Copy out all the records exactly.

-- Start of RECORDS FOR PROCESSING --

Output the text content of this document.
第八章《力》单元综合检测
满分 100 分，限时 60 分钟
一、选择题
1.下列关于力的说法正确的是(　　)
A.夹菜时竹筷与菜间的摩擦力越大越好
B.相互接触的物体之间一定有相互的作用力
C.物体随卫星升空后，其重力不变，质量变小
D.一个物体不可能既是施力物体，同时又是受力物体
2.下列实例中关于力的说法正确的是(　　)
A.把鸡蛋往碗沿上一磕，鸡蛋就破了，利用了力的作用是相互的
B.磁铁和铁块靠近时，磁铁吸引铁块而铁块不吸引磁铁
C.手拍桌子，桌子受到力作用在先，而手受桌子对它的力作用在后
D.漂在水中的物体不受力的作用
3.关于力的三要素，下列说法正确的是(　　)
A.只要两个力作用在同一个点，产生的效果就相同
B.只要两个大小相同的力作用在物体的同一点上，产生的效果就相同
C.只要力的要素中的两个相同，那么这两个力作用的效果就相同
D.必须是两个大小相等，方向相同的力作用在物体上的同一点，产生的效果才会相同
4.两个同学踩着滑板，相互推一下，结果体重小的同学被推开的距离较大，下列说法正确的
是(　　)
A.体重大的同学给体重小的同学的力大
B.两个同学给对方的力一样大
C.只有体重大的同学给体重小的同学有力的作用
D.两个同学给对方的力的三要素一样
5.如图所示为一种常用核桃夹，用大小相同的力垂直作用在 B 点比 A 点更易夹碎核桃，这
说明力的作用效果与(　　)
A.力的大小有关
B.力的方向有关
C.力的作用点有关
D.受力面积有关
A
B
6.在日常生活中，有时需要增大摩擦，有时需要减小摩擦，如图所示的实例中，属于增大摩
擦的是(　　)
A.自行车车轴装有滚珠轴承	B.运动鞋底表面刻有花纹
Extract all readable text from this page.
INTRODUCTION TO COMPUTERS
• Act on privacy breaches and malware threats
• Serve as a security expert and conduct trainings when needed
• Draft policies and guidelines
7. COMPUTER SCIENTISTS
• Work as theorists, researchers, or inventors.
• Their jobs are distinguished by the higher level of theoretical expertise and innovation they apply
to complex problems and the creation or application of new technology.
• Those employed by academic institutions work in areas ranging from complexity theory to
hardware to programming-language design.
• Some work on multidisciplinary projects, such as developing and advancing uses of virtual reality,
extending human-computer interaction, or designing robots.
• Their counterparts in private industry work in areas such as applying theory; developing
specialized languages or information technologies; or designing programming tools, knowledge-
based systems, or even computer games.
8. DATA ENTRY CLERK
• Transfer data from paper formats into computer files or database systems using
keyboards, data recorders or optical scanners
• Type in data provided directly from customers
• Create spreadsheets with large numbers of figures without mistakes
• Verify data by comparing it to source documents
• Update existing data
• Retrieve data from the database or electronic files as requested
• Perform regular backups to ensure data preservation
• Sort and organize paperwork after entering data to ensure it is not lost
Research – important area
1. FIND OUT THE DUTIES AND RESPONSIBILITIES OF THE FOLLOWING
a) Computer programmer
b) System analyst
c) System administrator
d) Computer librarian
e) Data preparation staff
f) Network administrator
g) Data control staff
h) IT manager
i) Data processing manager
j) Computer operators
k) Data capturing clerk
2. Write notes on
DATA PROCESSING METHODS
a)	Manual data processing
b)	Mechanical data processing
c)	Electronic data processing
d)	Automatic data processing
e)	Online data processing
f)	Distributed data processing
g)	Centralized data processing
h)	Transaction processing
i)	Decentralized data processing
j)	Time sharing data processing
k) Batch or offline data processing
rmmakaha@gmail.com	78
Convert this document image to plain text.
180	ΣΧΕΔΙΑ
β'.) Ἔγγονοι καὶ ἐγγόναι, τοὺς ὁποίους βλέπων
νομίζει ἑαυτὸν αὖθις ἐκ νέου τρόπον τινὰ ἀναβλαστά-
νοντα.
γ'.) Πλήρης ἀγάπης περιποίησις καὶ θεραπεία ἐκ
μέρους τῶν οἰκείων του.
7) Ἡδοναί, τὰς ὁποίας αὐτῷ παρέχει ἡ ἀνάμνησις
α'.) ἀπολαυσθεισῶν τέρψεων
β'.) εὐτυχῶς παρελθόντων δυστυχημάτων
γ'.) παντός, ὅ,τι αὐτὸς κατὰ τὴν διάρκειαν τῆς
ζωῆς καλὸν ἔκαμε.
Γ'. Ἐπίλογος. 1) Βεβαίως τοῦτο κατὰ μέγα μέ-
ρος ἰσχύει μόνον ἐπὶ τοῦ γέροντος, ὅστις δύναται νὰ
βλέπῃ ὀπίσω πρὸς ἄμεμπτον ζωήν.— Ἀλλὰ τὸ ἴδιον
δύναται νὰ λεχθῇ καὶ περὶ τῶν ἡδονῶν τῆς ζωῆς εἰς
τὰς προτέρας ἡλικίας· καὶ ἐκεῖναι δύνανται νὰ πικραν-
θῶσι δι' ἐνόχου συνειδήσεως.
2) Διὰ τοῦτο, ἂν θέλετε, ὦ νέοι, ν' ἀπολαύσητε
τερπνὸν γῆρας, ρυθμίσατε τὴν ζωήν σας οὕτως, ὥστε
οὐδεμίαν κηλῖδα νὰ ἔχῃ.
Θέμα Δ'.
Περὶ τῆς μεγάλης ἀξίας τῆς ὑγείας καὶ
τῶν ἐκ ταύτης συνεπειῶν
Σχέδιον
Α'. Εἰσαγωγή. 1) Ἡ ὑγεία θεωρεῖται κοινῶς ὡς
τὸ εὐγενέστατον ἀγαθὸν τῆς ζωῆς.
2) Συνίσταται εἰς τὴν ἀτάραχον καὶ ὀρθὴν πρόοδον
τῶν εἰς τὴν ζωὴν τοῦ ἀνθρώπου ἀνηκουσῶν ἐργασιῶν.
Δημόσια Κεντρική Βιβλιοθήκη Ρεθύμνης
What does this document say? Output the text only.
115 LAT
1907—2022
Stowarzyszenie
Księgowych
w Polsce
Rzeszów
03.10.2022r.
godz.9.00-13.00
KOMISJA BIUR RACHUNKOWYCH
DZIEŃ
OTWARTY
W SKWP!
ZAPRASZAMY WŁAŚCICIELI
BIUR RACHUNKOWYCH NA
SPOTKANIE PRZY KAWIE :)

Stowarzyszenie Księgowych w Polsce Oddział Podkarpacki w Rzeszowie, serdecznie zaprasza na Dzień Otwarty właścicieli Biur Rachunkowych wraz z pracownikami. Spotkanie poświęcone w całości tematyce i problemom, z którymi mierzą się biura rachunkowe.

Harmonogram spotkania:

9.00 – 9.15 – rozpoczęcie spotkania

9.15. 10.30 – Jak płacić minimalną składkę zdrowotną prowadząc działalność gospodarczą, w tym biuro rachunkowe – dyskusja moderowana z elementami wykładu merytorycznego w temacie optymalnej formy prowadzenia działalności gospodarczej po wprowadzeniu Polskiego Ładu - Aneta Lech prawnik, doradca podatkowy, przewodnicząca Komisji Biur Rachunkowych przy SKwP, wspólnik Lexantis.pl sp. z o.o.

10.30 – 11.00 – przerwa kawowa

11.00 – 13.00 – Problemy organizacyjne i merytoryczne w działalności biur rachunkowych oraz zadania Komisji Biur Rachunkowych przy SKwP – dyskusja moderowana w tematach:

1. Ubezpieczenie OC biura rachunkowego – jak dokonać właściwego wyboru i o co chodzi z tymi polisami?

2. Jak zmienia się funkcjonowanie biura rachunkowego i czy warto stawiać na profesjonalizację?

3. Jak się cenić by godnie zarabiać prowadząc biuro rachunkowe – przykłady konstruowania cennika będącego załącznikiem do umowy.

-- End of RECORDS FOR PROCESSING --

OUTPUT OF THE EXERCISE:
Output the text content of this document.
第八章《力》单元综合检测
满分 100 分，限时 60 分钟
一、选择题
1.下列关于力的说法正确的是(　　)
A.夹菜时竹筷与菜间的摩擦力越大越好
B.相互接触的物体之间一定有相互的作用力
C.物体随卫星升空后，其重力不变，质量变小
D.一个物体不可能既是施力物体，同时又是受力物体
2.下列实例中关于力的说法正确的是(　　)
A.把鸡蛋往碗沿上一磕，鸡蛋就破了，利用了力的作用是相互的
B.磁铁和铁块靠近时，磁铁吸引铁块而铁块不吸引磁铁
C.手拍桌子，桌子受到力作用在先，而手受桌子对它的力作用在后
D.漂在水中的物体不受力的作用
3.关于力的三要素，下列说法正确的是(　　)
A.只要两个力作用在同一个点，产生的效果就相同
B.只要两个大小相同的力作用在物体的同一点上，产生的效果就相同
C.只要力的要素中的两个相同，那么这两个力作用的效果就相同
D.必须是两个大小相等，方向相同的力作用在物体上的同一点，产生的效果才会相同
4.两个同学踩着滑板，相互推一下，结果体重小的同学被推开的距离较大，下列说法正确的
是(　　)
A.体重大的同学给体重小的同学的力大
B.两个同学给对方的力一样大
C.只有体重大的同学给体重小的同学有力的作用
D.两个同学给对方的力的三要素一样
5.如图所示为一种常用核桃夹，用大小相同的力垂直作用在 B 点比 A 点更易夹碎核桃，这
说明力的作用效果与(　　)
A.力的大小有关
B.力的方向有关
C.力的作用点有关
D.受力面积有关
A
B
6.在日常生活中，有时需要增大摩擦，有时需要减小摩擦，如图所示的实例中，属于增大摩
擦的是(　　)
A.自行车车轴装有滚珠轴承	B.运动鞋底表面刻有花纹
Extract all readable text from this page.
INTRODUCTION TO COMPUTERS
• Act on privacy breaches and malware threats
• Serve as a security expert and conduct trainings when needed
• Draft policies and guidelines
7. COMPUTER SCIENTISTS
• Work as theorists, researchers, or inventors.
• Their jobs are distinguished by the higher level of theoretical expertise and innovation they apply
to complex problems and the creation or application of new technology.
• Those employed by academic institutions work in areas ranging from complexity theory to
hardware to programming-language design.
• Some work on multidisciplinary projects, such as developing and advancing uses of virtual reality,
extending human-computer interaction, or designing robots.
• Their counterparts in private industry work in areas such as applying theory; developing
specialized languages or information technologies; or designing programming tools, knowledge-
based systems, or even computer games.
8. DATA ENTRY CLERK
• Transfer data from paper formats into computer files or database systems using
keyboards, data recorders or optical scanners
• Type in data provided directly from customers
• Create spreadsheets with large numbers of figures without mistakes
• Verify data by comparing it to source documents
• Update existing data
• Retrieve data from the database or electronic files as requested
• Perform regular backups to ensure data preservation
• Sort and organize paperwork after entering data to ensure it is not lost
Research – important area
1. FIND OUT THE DUTIES AND RESPONSIBILITIES OF THE FOLLOWING
a) Computer programmer
b) System analyst
c) System administrator
d) Computer librarian
e) Data preparation staff
f) Network administrator
g) Data control staff
h) IT manager
i) Data processing manager
j) Computer operators
k) Data capturing clerk
2. Write notes on
DATA PROCESSING METHODS
a)	Manual data processing
b)	Mechanical data processing
c)	Electronic data processing
d)	Automatic data processing
e)	Online data processing
f)	Distributed data processing
g)	Centralized data processing
h)	Transaction processing
i)	Decentralized data processing
j)	Time sharing data processing
k) Batch or offline data processing
rmmakaha@gmail.com	78
Convert this document image to plain text.
180	ΣΧΕΔΙΑ
β'.) Ἔγγονοι καὶ ἐγγόναι, τοὺς ὁποίους βλέπων
νομίζει ἑαυτὸν αὖθις ἐκ νέου τρόπον τινὰ ἀναβλαστά-
νοντα.
γ'.) Πλήρης ἀγάπης περιποίησις καὶ θεραπεία ἐκ
μέρους τῶν οἰκείων του.
7) Ἡδοναί, τὰς ὁποίας αὐτῷ παρέχει ἡ ἀνάμνησις
α'.) ἀπολαυσθεισῶν τέρψεων
β'.) εὐτυχῶς παρελθόντων δυστυχημάτων
γ'.) παντός, ὅ,τι αὐτὸς κατὰ τὴν διάρκειαν τῆς
ζωῆς καλὸν ἔκαμε.
Γ'. Ἐπίλογος. 1) Βεβαίως τοῦτο κατὰ μέγα μέ-
ρος ἰσχύει μόνον ἐπὶ τοῦ γέροντος, ὅστις δύναται νὰ
βλέπῃ ὀπίσω πρὸς ἄμεμπτον ζωήν.— Ἀλλὰ τὸ ἴδιον
δύναται νὰ λεχθῇ καὶ περὶ τῶν ἡδονῶν τῆς ζωῆς εἰς
τὰς προτέρας ἡλικίας· καὶ ἐκεῖναι δύνανται νὰ πικραν-
θῶσι δι' ἐνόχου συνειδήσεως.
2) Διὰ τοῦτο, ἂν θέλετε, ὦ νέοι, ν' ἀπολαύσητε
τερπνὸν γῆρας, ρυθμίσατε τὴν ζωήν σας οὕτως, ὥστε
οὐδεμίαν κηλῖδα νὰ ἔχῃ.
Θέμα Δ'.
Περὶ τῆς μεγάλης ἀξίας τῆς ὑγείας καὶ
τῶν ἐκ ταύτης συνεπειῶν
Σχέδιον
Α'. Εἰσαγωγή. 1) Ἡ ὑγεία θεωρεῖται κοινῶς ὡς
τὸ εὐγενέστατον ἀγαθὸν τῆς ζωῆς.
2) Συνίσταται εἰς τὴν ἀτάραχον καὶ ὀρθὴν πρόοδον
τῶν εἰς τὴν ζωὴν τοῦ ἀνθρώπου ἀνηκουσῶν ἐργασιῶν.
Δημόσια Κεντρική Βιβλιοθήκη Ρεθύμνης
What does this document say? Output the text only.
115 LAT
1907—2022
Stowarzyszenie
Księgowych
w Polsce
Rzeszów
03.10.2022r.
godz.9.00-13.00
KOMISJA BIUR RACHUNKOWYCH
DZIEŃ
OTWARTY
W SKWP!
ZAPRASZAMY WŁAŚCICIELI
BIUR RACHUNKOWYCH NA
SPOTKANIE PRZY KAWIE :)

Stowarzyszenie Księgowych w Polsce Oddział Podkarpacki w Rzeszowie, serdecznie zaprasza na Dzień Otwarty właścicieli Biur Rachunkowych wraz z pracownikami. Spotkanie poświęcone w całości tematyce i problemom, z którymi mierzą się biura rachunkowe.

Harmonogram spotkania:

9.00 – 9.15 – rozpoczęcie spotkania

9.15. 10.30 – Jak płacić minimalną składkę zdrowotną prowadząc działalność gospodarczą, w tym biuro rachunkowe – dyskusja moderowana z elementami wykładu merytorycznego w temacie optymalnej formy prowadzenia działalności gospodarczej po wprowadzeniu Polskiego Ładu - Aneta Lech prawnik, doradca podatkowy, przewodnicząca Komisji Biur Rachunkowych przy SKwP, wspólnik Lexantis.pl sp. z o.o.

10.30 – 11.00 – przerwa kawowa

11.00 – 13.00 – Problemy organizacyjne i merytoryczne w działalności biur rachunkowych oraz zadania Komisji Biur Rachunkowych przy SKwP – dyskusja moderowana w tematach:

1. Ubezpieczenie OC biura rachunkowego – jak dokonać właściwego wyboru i o co chodzi z tymi polisami?

2. Jak zmienia się funkcjonowanie biura rachunkowego i czy warto stawiać na profesjonalizację?

3. Jak się cenić by godnie zarabiać prowadząc biuro rachunkowe – przykłady konstruowania cennika będącego załącznikiem do umowy.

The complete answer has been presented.